▽

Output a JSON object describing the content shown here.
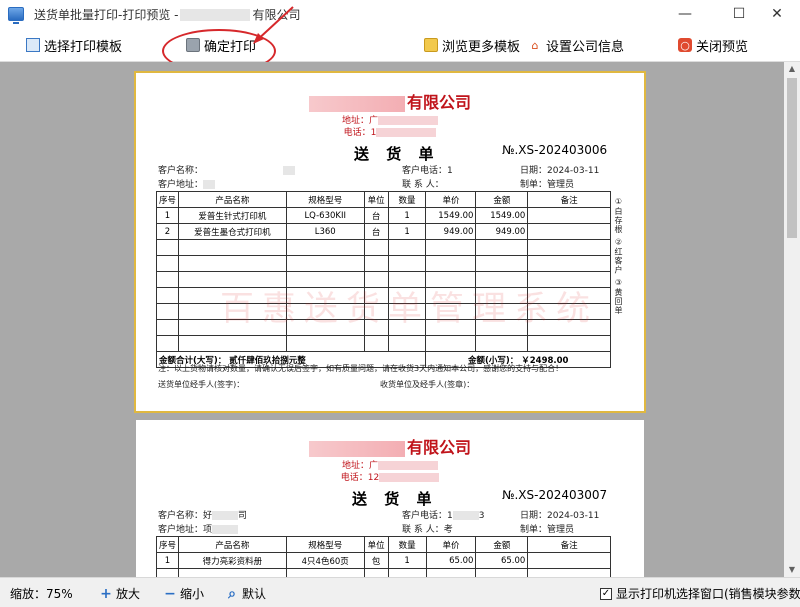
{
  "window": {
    "title_prefix": "送货单批量打印-打印预览 -",
    "title_suffix": "有限公司",
    "minimize": "—",
    "maximize": "☐",
    "close": "✕"
  },
  "toolbar": {
    "select_template": "选择打印模板",
    "confirm_print": "确定打印",
    "browse_templates": "浏览更多模板",
    "company_settings": "设置公司信息",
    "close_preview": "关闭预览"
  },
  "doc1": {
    "company_suffix": "有限公司",
    "address_label": "地址：广",
    "phone_label": "电话：1",
    "title": "送 货 单",
    "number": "№.XS-202403006",
    "customer_name_label": "客户名称：",
    "customer_addr_label": "客户地址：",
    "customer_phone_label": "客户电话：1",
    "contact_label": "联 系 人：",
    "date_label": "日期：2024-03-11",
    "maker_label": "制单：管理员",
    "headers": [
      "序号",
      "产品名称",
      "规格型号",
      "单位",
      "数量",
      "单价",
      "金额",
      "备注"
    ],
    "rows": [
      [
        "1",
        "爱普生针式打印机",
        "LQ-630KII",
        "台",
        "1",
        "1549.00",
        "1549.00",
        ""
      ],
      [
        "2",
        "爱普生墨仓式打印机",
        "L360",
        "台",
        "1",
        "949.00",
        "949.00",
        ""
      ]
    ],
    "total_upper": "金额合计(大写)： 贰仟肆佰玖拾捌元整",
    "total_lower": "金额(小写)： ￥2498.00",
    "side_note": "①白存根 ②红客户 ③黄回单",
    "note": "注：以上货物请核对数量，请确认无误后签字，如有质量问题，请在收货3天内通知本公司，感谢您的支持与配合！",
    "sender_sign": "送货单位经手人(签字)：",
    "receiver_sign": "收货单位及经手人(签章)："
  },
  "doc2": {
    "company_suffix": "有限公司",
    "address_label": "地址：广",
    "phone_label": "电话：12",
    "title": "送 货 单",
    "number": "№.XS-202403007",
    "customer_name_label": "客户名称：好",
    "customer_name_tail": "司",
    "customer_addr_label": "客户地址：项",
    "customer_phone_label": "客户电话：1",
    "customer_phone_tail": "3",
    "contact_label": "联 系 人：考",
    "date_label": "日期：2024-03-11",
    "maker_label": "制单：管理员",
    "headers": [
      "序号",
      "产品名称",
      "规格型号",
      "单位",
      "数量",
      "单价",
      "金额",
      "备注"
    ],
    "rows": [
      [
        "1",
        "得力亮彩资料册",
        "4只4色60页",
        "包",
        "1",
        "65.00",
        "65.00",
        ""
      ]
    ]
  },
  "watermark": "百惠送货单管理系统",
  "statusbar": {
    "zoom": "缩放：75%",
    "zoom_in": "放大",
    "zoom_out": "缩小",
    "default": "默认",
    "show_printer_dialog": "显示打印机选择窗口(销售模块参数"
  },
  "colors": {
    "accent_red": "#d6282b",
    "company_red": "#c0141b",
    "page_border": "#e0b840"
  }
}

△

▶ [AIM]
Your copy should repeat each entry above exactly but contain no pictures.

▶ [SOLUTION TO THIS EXERCISE]
Output a JSON object describing the content shown here.
{
  "window": {
    "title_prefix": "送货单批量打印-打印预览 -",
    "title_suffix": "有限公司",
    "minimize": "—",
    "maximize": "☐",
    "close": "✕"
  },
  "toolbar": {
    "select_template": "选择打印模板",
    "confirm_print": "确定打印",
    "browse_templates": "浏览更多模板",
    "company_settings": "设置公司信息",
    "close_preview": "关闭预览"
  },
  "doc1": {
    "company_suffix": "有限公司",
    "address_label": "地址：广",
    "phone_label": "电话：1",
    "title": "送 货 单",
    "number": "№.XS-202403006",
    "customer_name_label": "客户名称：",
    "customer_addr_label": "客户地址：",
    "customer_phone_label": "客户电话：1",
    "contact_label": "联 系 人：",
    "date_label": "日期：2024-03-11",
    "maker_label": "制单：管理员",
    "headers": [
      "序号",
      "产品名称",
      "规格型号",
      "单位",
      "数量",
      "单价",
      "金额",
      "备注"
    ],
    "rows": [
      [
        "1",
        "爱普生针式打印机",
        "LQ-630KII",
        "台",
        "1",
        "1549.00",
        "1549.00",
        ""
      ],
      [
        "2",
        "爱普生墨仓式打印机",
        "L360",
        "台",
        "1",
        "949.00",
        "949.00",
        ""
      ]
    ],
    "total_upper": "金额合计(大写)： 贰仟肆佰玖拾捌元整",
    "total_lower": "金额(小写)： ￥2498.00",
    "side_note": "①白存根 ②红客户 ③黄回单",
    "note": "注：以上货物请核对数量，请确认无误后签字，如有质量问题，请在收货3天内通知本公司，感谢您的支持与配合！",
    "sender_sign": "送货单位经手人(签字)：",
    "receiver_sign": "收货单位及经手人(签章)："
  },
  "doc2": {
    "company_suffix": "有限公司",
    "address_label": "地址：广",
    "phone_label": "电话：12",
    "title": "送 货 单",
    "number": "№.XS-202403007",
    "customer_name_label": "客户名称：好",
    "customer_name_tail": "司",
    "customer_addr_label": "客户地址：项",
    "customer_phone_label": "客户电话：1",
    "customer_phone_tail": "3",
    "contact_label": "联 系 人：考",
    "date_label": "日期：2024-03-11",
    "maker_label": "制单：管理员",
    "headers": [
      "序号",
      "产品名称",
      "规格型号",
      "单位",
      "数量",
      "单价",
      "金额",
      "备注"
    ],
    "rows": [
      [
        "1",
        "得力亮彩资料册",
        "4只4色60页",
        "包",
        "1",
        "65.00",
        "65.00",
        ""
      ]
    ]
  },
  "watermark": "百惠送货单管理系统",
  "statusbar": {
    "zoom": "缩放：75%",
    "zoom_in": "放大",
    "zoom_out": "缩小",
    "default": "默认",
    "show_printer_dialog": "显示打印机选择窗口(销售模块参数"
  },
  "colors": {
    "accent_red": "#d6282b",
    "company_red": "#c0141b",
    "page_border": "#e0b840"
  }
}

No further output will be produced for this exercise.